Stored entries:
------------------------------------------------------------

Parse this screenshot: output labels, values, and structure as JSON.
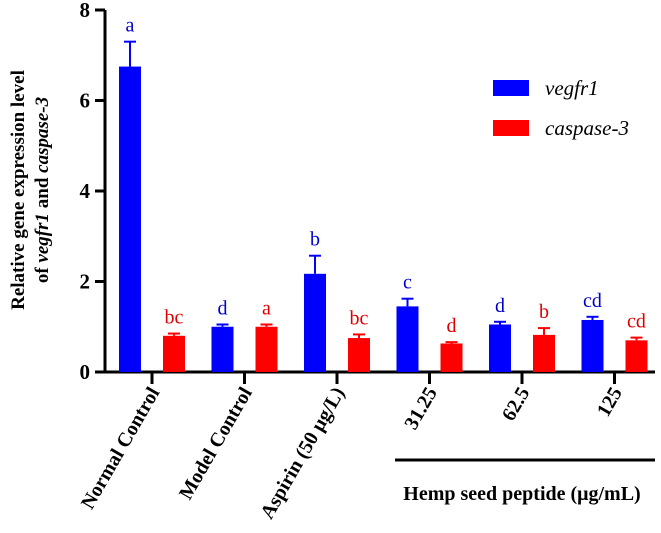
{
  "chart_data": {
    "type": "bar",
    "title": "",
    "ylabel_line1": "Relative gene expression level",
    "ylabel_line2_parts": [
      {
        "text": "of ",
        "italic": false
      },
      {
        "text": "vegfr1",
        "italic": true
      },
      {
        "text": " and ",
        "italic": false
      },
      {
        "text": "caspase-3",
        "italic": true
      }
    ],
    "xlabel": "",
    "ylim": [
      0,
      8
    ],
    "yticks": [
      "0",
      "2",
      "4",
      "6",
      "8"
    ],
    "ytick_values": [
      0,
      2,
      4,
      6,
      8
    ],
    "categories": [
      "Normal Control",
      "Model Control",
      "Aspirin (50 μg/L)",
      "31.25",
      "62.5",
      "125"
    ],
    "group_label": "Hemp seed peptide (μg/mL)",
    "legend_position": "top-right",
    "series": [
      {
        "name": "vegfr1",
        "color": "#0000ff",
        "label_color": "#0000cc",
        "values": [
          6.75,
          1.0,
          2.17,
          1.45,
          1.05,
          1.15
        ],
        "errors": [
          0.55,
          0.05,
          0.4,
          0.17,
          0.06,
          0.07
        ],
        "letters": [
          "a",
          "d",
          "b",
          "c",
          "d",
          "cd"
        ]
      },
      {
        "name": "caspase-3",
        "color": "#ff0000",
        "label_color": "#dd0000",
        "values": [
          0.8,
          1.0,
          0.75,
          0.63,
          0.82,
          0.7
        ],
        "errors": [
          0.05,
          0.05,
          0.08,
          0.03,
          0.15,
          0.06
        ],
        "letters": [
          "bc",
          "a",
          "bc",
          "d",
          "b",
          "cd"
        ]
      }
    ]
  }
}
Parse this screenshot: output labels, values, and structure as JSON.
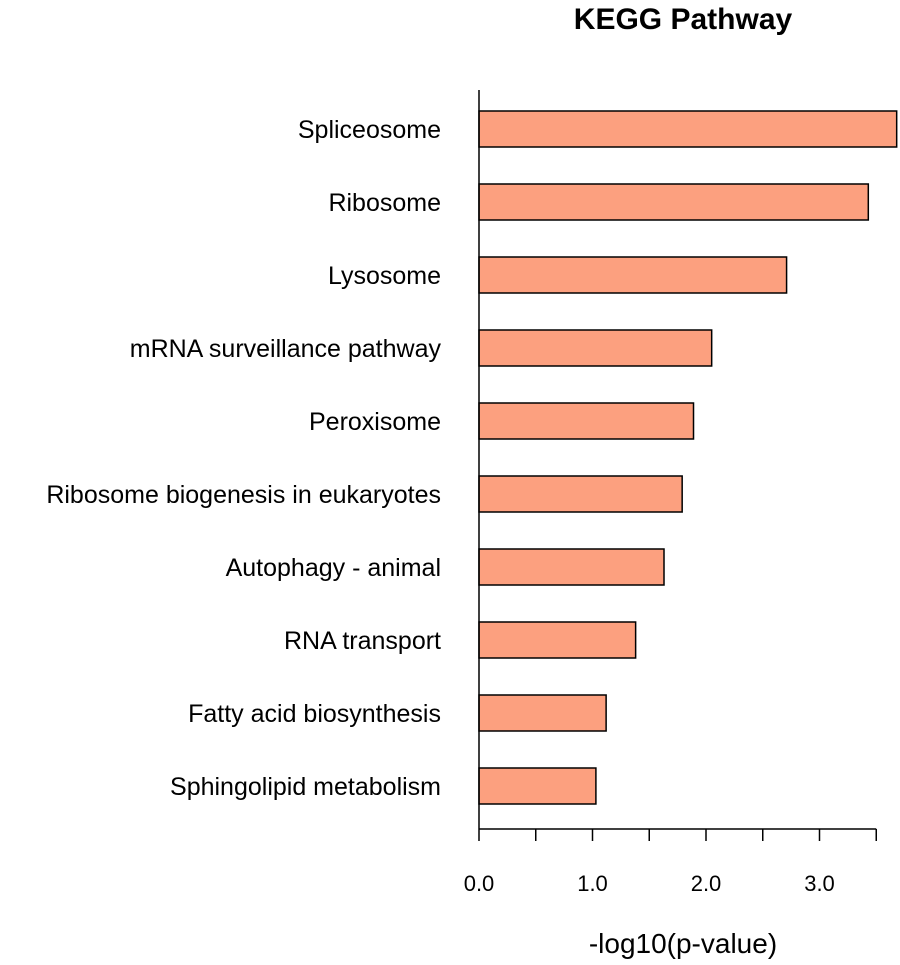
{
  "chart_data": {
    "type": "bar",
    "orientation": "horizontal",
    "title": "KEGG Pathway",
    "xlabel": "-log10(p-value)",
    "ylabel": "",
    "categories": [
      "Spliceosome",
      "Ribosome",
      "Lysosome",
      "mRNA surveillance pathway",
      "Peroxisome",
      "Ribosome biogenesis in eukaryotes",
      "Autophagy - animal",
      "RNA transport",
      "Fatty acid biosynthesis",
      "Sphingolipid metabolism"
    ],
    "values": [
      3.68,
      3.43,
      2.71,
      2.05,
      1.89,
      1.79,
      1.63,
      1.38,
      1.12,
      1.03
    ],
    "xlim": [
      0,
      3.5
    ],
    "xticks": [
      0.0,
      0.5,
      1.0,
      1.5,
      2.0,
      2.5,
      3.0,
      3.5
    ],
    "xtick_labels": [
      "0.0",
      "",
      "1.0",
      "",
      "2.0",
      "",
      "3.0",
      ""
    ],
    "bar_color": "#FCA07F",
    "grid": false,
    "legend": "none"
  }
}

------------------------------------------------------------

(Task details):
Copy every line of the records exactly as it is written, but not the pictures.

(Task answer):
Parse this screenshot: output labels, values, and structure as JSON.
{
  "chart_data": {
    "type": "bar",
    "title": "",
    "ylabel_line1": "Relative gene expression level",
    "ylabel_line2_parts": [
      {
        "text": "of ",
        "italic": false
      },
      {
        "text": "vegfr1",
        "italic": true
      },
      {
        "text": " and ",
        "italic": false
      },
      {
        "text": "caspase-3",
        "italic": true
      }
    ],
    "xlabel": "",
    "ylim": [
      0,
      8
    ],
    "yticks": [
      "0",
      "2",
      "4",
      "6",
      "8"
    ],
    "ytick_values": [
      0,
      2,
      4,
      6,
      8
    ],
    "categories": [
      "Normal Control",
      "Model Control",
      "Aspirin (50 μg/L)",
      "31.25",
      "62.5",
      "125"
    ],
    "group_label": "Hemp seed peptide (μg/mL)",
    "legend_position": "top-right",
    "series": [
      {
        "name": "vegfr1",
        "color": "#0000ff",
        "label_color": "#0000cc",
        "values": [
          6.75,
          1.0,
          2.17,
          1.45,
          1.05,
          1.15
        ],
        "errors": [
          0.55,
          0.05,
          0.4,
          0.17,
          0.06,
          0.07
        ],
        "letters": [
          "a",
          "d",
          "b",
          "c",
          "d",
          "cd"
        ]
      },
      {
        "name": "caspase-3",
        "color": "#ff0000",
        "label_color": "#dd0000",
        "values": [
          0.8,
          1.0,
          0.75,
          0.63,
          0.82,
          0.7
        ],
        "errors": [
          0.05,
          0.05,
          0.08,
          0.03,
          0.15,
          0.06
        ],
        "letters": [
          "bc",
          "a",
          "bc",
          "d",
          "b",
          "cd"
        ]
      }
    ]
  }
}
Parse this screenshot: output labels, values, and structure as JSON.
{
  "chart_data": {
    "type": "bar",
    "orientation": "horizontal",
    "title": "KEGG Pathway",
    "xlabel": "-log10(p-value)",
    "ylabel": "",
    "categories": [
      "Spliceosome",
      "Ribosome",
      "Lysosome",
      "mRNA surveillance pathway",
      "Peroxisome",
      "Ribosome biogenesis in eukaryotes",
      "Autophagy - animal",
      "RNA transport",
      "Fatty acid biosynthesis",
      "Sphingolipid metabolism"
    ],
    "values": [
      3.68,
      3.43,
      2.71,
      2.05,
      1.89,
      1.79,
      1.63,
      1.38,
      1.12,
      1.03
    ],
    "xlim": [
      0,
      3.5
    ],
    "xticks": [
      0.0,
      0.5,
      1.0,
      1.5,
      2.0,
      2.5,
      3.0,
      3.5
    ],
    "xtick_labels": [
      "0.0",
      "",
      "1.0",
      "",
      "2.0",
      "",
      "3.0",
      ""
    ],
    "bar_color": "#FCA07F",
    "grid": false,
    "legend": "none"
  }
}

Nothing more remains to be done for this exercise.